- [Directive]:
For the entries below, how many lines include the word "fils"? Give the figure and nothing more.

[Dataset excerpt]

-- Start --

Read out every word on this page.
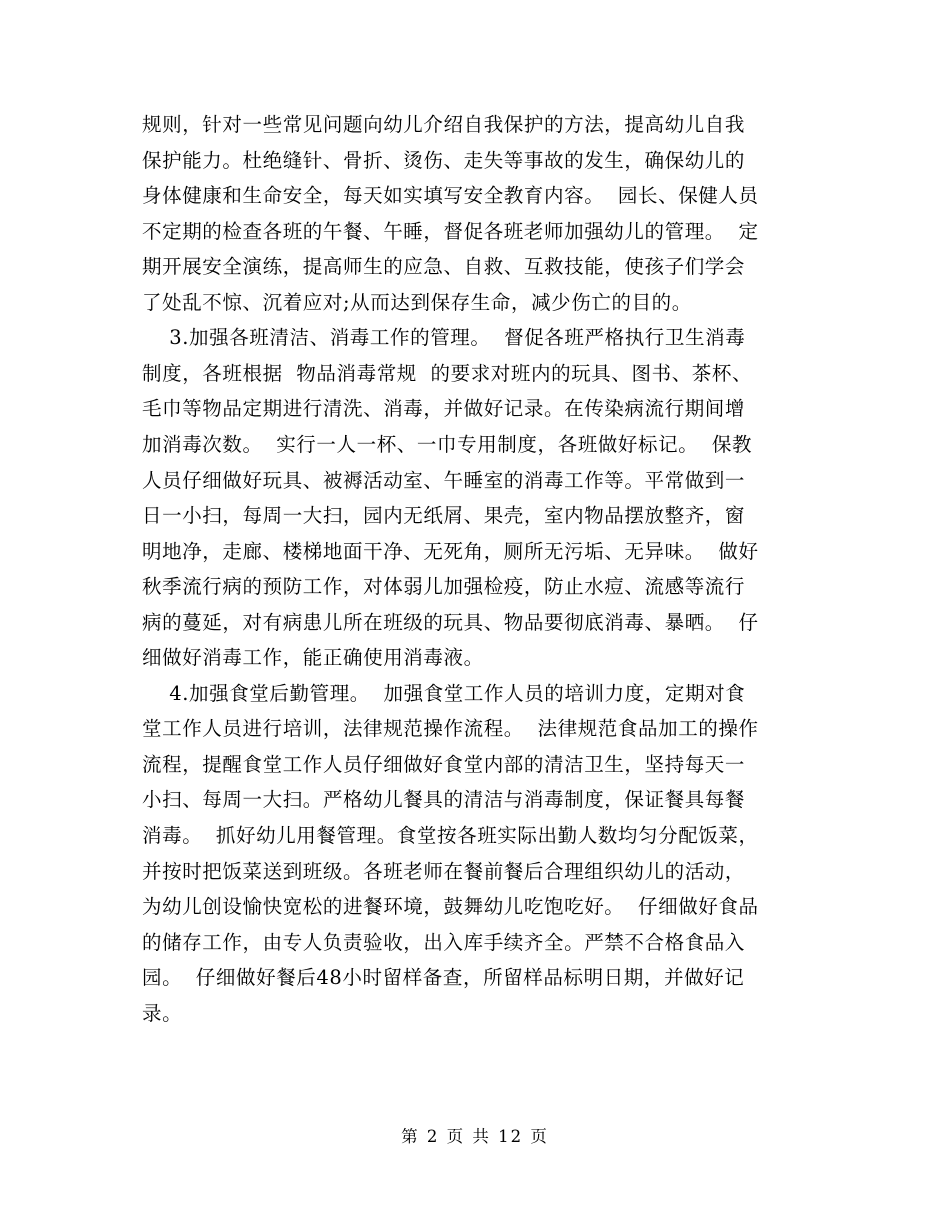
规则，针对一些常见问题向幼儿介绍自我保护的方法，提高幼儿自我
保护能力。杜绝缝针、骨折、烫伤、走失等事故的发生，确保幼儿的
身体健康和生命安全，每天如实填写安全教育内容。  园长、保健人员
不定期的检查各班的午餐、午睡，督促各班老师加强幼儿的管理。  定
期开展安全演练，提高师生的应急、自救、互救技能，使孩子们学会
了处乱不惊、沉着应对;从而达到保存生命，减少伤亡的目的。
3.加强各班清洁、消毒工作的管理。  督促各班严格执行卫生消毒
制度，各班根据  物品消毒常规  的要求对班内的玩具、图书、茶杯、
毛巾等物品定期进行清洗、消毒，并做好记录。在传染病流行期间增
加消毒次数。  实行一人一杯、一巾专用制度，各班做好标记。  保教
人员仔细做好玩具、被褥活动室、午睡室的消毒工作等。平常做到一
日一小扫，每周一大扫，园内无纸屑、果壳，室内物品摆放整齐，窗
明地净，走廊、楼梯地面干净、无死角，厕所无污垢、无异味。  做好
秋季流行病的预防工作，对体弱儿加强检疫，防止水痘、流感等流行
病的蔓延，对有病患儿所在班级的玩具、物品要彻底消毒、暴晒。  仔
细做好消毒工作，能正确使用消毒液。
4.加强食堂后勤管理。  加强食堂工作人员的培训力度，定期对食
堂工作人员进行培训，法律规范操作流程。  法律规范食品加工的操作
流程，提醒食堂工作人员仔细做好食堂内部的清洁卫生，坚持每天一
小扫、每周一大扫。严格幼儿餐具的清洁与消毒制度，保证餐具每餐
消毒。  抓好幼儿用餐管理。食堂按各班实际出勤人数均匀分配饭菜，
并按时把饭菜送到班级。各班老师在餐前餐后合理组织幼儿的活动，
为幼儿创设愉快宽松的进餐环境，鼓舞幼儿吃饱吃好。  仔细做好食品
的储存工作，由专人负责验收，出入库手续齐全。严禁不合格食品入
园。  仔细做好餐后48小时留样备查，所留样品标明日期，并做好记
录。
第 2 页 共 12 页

-- End --
-- Start --

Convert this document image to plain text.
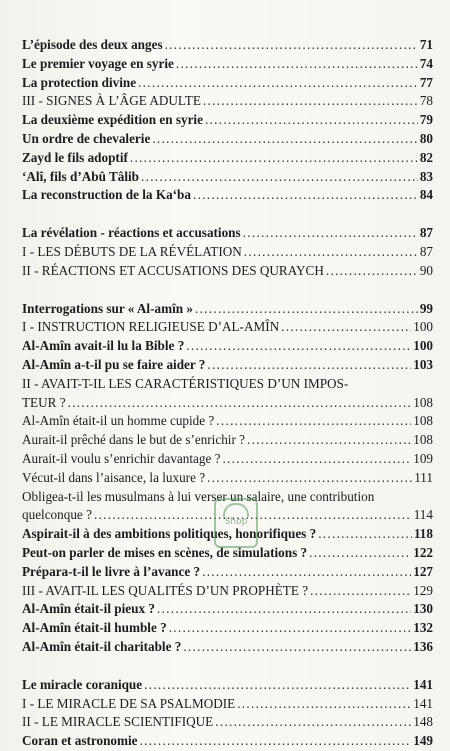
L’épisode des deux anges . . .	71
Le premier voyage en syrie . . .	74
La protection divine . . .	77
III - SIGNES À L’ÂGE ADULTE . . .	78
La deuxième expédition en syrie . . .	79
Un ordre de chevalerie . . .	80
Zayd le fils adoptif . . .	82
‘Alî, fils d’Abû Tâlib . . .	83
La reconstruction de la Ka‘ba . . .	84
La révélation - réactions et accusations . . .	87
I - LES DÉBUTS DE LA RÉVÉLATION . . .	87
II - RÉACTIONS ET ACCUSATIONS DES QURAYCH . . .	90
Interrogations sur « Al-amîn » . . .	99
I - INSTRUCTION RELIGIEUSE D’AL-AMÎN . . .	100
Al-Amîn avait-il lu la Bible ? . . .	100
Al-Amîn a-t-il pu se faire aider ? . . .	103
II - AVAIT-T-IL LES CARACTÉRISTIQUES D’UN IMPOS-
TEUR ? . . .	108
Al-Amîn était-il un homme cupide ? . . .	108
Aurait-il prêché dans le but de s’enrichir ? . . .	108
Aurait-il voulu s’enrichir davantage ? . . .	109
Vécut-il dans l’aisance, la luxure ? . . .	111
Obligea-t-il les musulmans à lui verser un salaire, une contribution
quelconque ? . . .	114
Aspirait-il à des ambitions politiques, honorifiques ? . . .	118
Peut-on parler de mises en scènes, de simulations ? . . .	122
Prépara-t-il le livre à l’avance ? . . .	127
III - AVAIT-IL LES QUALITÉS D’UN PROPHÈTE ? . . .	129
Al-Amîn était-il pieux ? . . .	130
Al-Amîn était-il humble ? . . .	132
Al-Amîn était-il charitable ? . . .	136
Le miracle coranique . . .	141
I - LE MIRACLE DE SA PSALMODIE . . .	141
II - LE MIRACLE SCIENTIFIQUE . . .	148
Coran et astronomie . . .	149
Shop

-- End --

- [Final result]:
2